* What this task involves
From the entries below, please gather each line containing the string "data".

* Given records
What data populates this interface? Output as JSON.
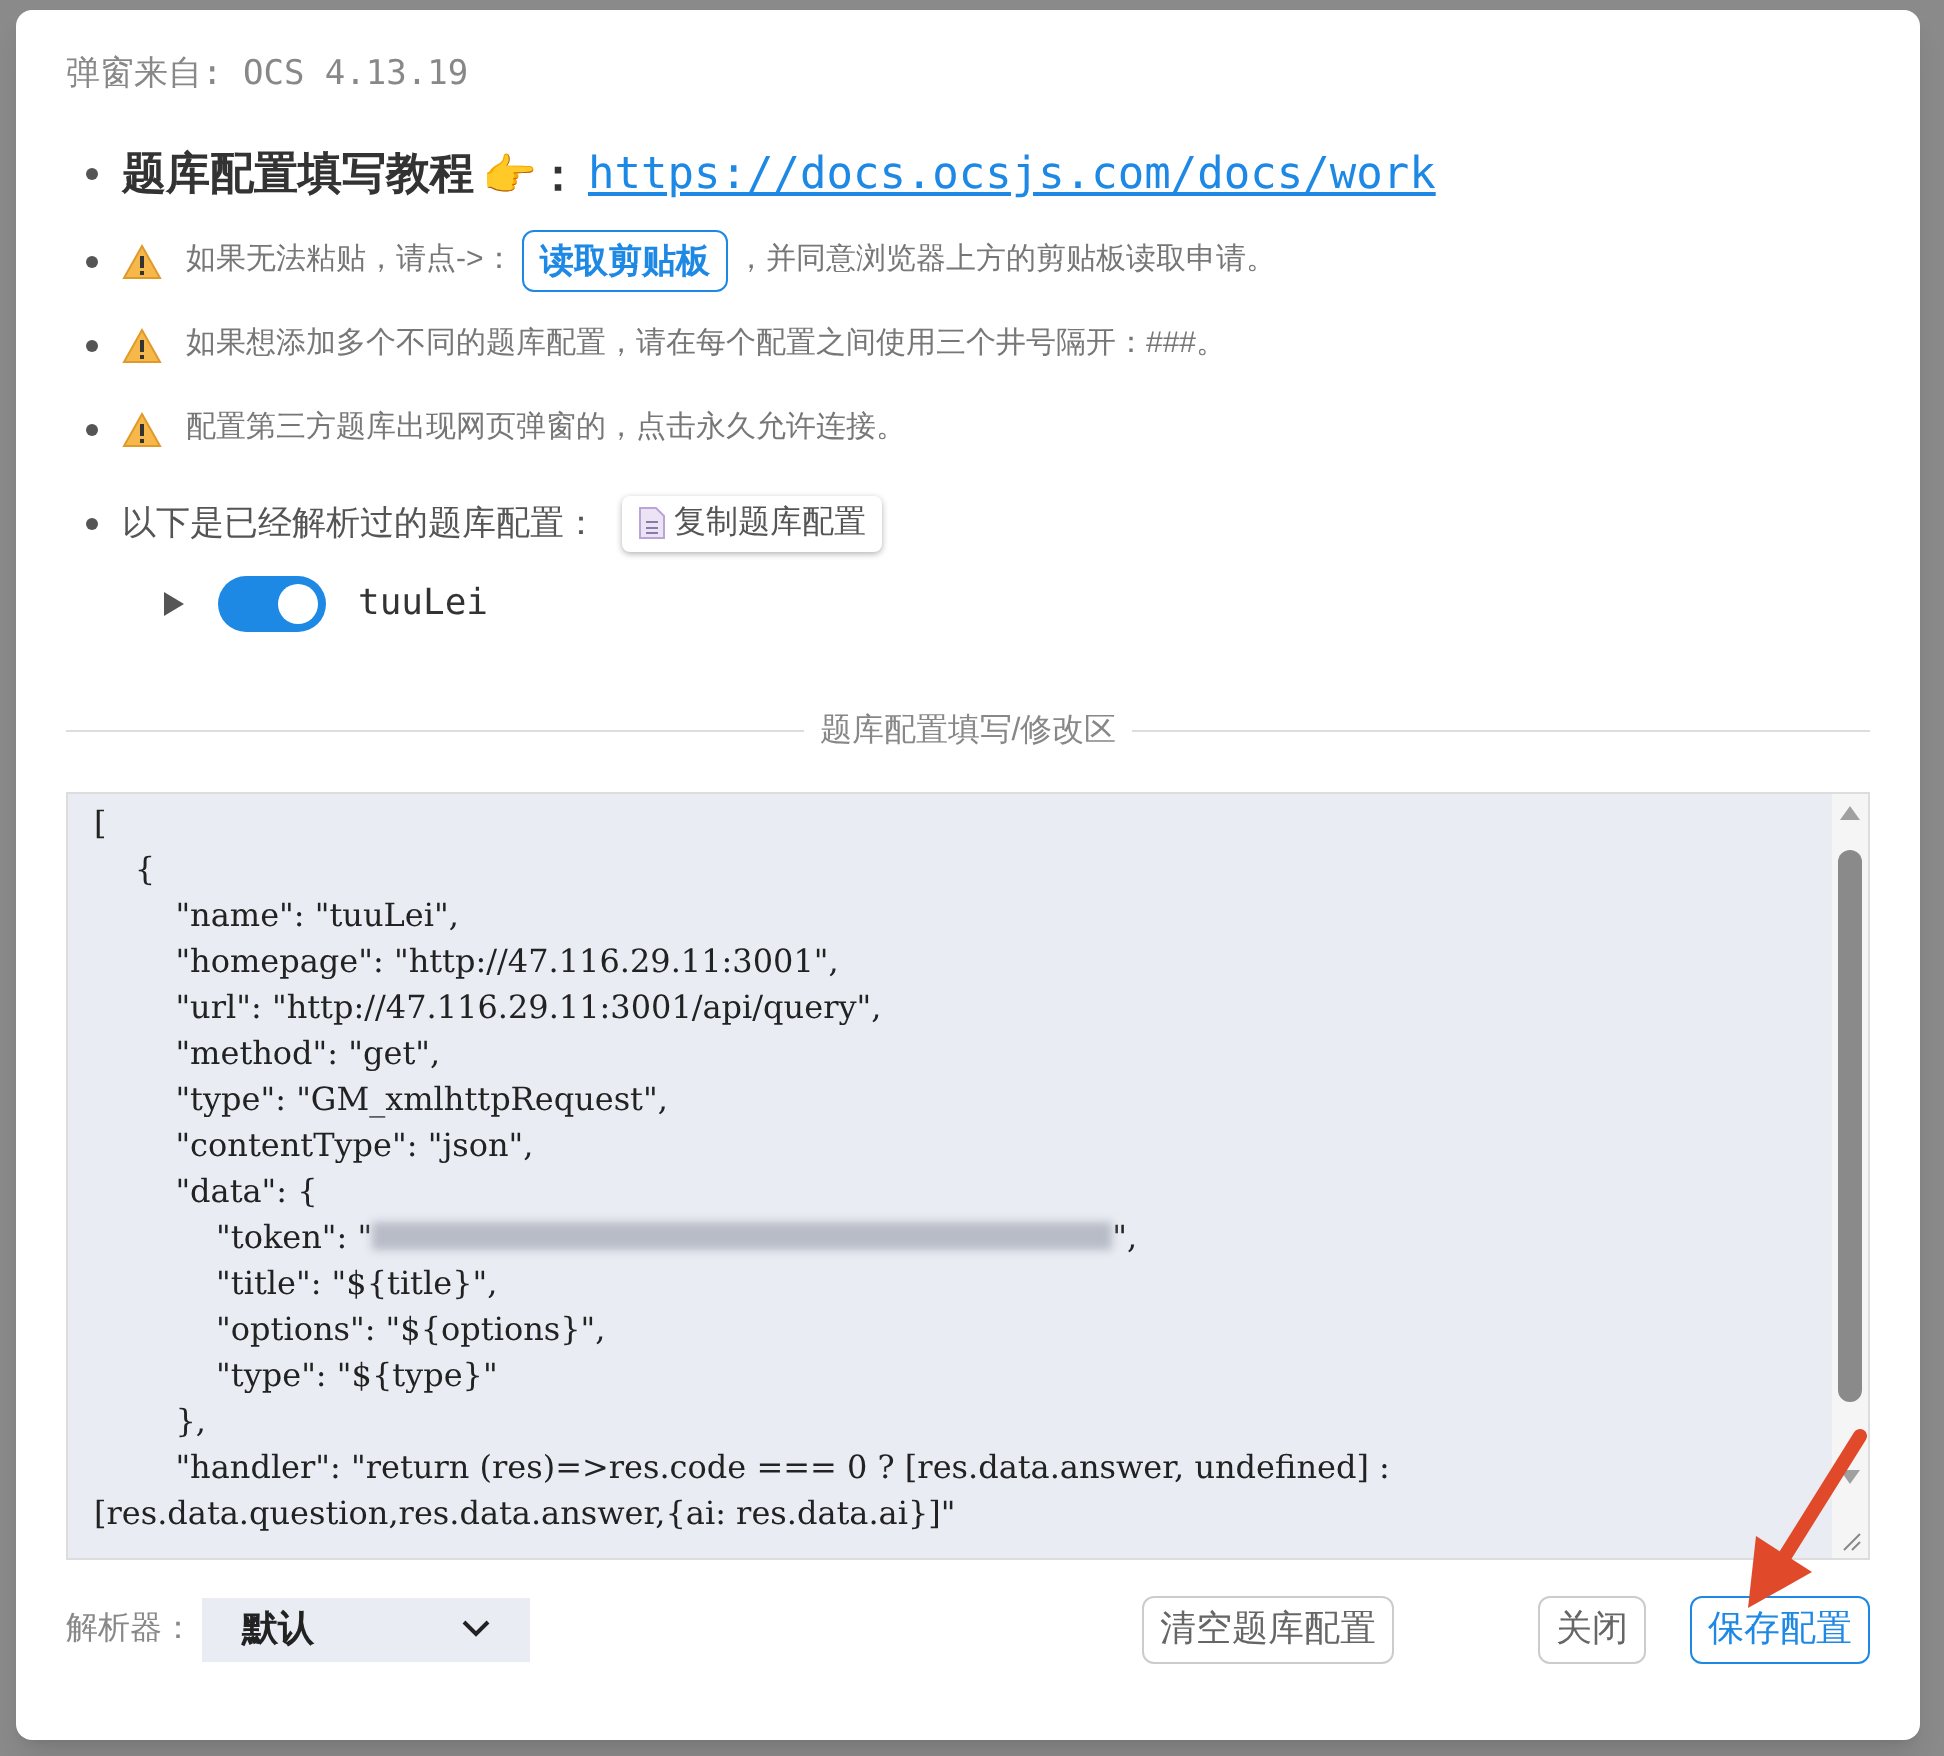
{
  "dialog": {
    "source": "弹窗来自: OCS 4.13.19",
    "tutorial": {
      "label": "题库配置填写教程",
      "emoji": "👉",
      "colon": "：",
      "link": "https://docs.ocsjs.com/docs/work"
    },
    "notes": [
      {
        "kind": "clipboard",
        "before": "如果无法粘贴，请点->：",
        "button": "读取剪贴板",
        "after": "，并同意浏览器上方的剪贴板读取申请。"
      },
      {
        "kind": "text",
        "text": "如果想添加多个不同的题库配置，请在每个配置之间使用三个井号隔开：###。"
      },
      {
        "kind": "text",
        "text": "配置第三方题库出现网页弹窗的，点击永久允许连接。"
      }
    ],
    "parsed": {
      "label": "以下是已经解析过的题库配置：",
      "copy_button": "复制题库配置",
      "items": [
        {
          "name": "tuuLei",
          "expanded": false,
          "on": true
        }
      ]
    },
    "divider_label": "题库配置填写/修改区",
    "editor": {
      "lines": [
        {
          "kind": "text",
          "text": "["
        },
        {
          "kind": "text",
          "text": "    {"
        },
        {
          "kind": "text",
          "text": "        \"name\": \"tuuLei\","
        },
        {
          "kind": "text",
          "text": "        \"homepage\": \"http://47.116.29.11:3001\","
        },
        {
          "kind": "text",
          "text": "        \"url\": \"http://47.116.29.11:3001/api/query\","
        },
        {
          "kind": "text",
          "text": "        \"method\": \"get\","
        },
        {
          "kind": "text",
          "text": "        \"type\": \"GM_xmlhttpRequest\","
        },
        {
          "kind": "text",
          "text": "        \"contentType\": \"json\","
        },
        {
          "kind": "text",
          "text": "        \"data\": {"
        },
        {
          "kind": "redacted",
          "before": "            \"token\": \"",
          "after": "\","
        },
        {
          "kind": "text",
          "text": "            \"title\": \"${title}\","
        },
        {
          "kind": "text",
          "text": "            \"options\": \"${options}\","
        },
        {
          "kind": "text",
          "text": "            \"type\": \"${type}\""
        },
        {
          "kind": "text",
          "text": "        },"
        },
        {
          "kind": "text",
          "text": "        \"handler\": \"return (res)=>res.code === 0 ? [res.data.answer, undefined] :\n[res.data.question,res.data.answer,{ai: res.data.ai}]\""
        }
      ]
    },
    "footer": {
      "parser_label": "解析器：",
      "parser_value": "默认",
      "buttons": [
        {
          "label": "清空题库配置",
          "kind": "default"
        },
        {
          "label": "关闭",
          "kind": "default"
        },
        {
          "label": "保存配置",
          "kind": "primary"
        }
      ]
    }
  }
}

* The solution
What data populates this interface? Output as JSON.
          "text": "        \"data\": {"
          "text": "        \"handler\": \"return (res)=>res.code === 0 ? [res.data.answer, undefined] :\n[res.data.question,res.data.answer,{ai: res.data.ai}]\""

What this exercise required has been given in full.